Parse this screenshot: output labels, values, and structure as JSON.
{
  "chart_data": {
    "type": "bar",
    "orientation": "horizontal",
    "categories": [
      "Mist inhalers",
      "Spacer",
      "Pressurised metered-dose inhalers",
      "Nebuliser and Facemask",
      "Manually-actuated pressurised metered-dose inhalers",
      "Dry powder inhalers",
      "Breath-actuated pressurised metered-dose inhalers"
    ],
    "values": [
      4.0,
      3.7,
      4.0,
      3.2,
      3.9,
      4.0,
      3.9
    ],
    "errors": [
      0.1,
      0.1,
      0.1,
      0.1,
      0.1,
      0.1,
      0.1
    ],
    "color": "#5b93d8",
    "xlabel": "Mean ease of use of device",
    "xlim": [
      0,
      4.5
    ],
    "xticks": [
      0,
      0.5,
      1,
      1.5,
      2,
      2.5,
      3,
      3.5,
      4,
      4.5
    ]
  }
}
-------
Task statement:
Report every line in the data above in which the word "inhalers" appears.

Full output:
      "Mist inhalers",
      "Pressurised metered-dose inhalers",
      "Manually-actuated pressurised metered-dose inhalers",
      "Dry powder inhalers",
      "Breath-actuated pressurised metered-dose inhalers"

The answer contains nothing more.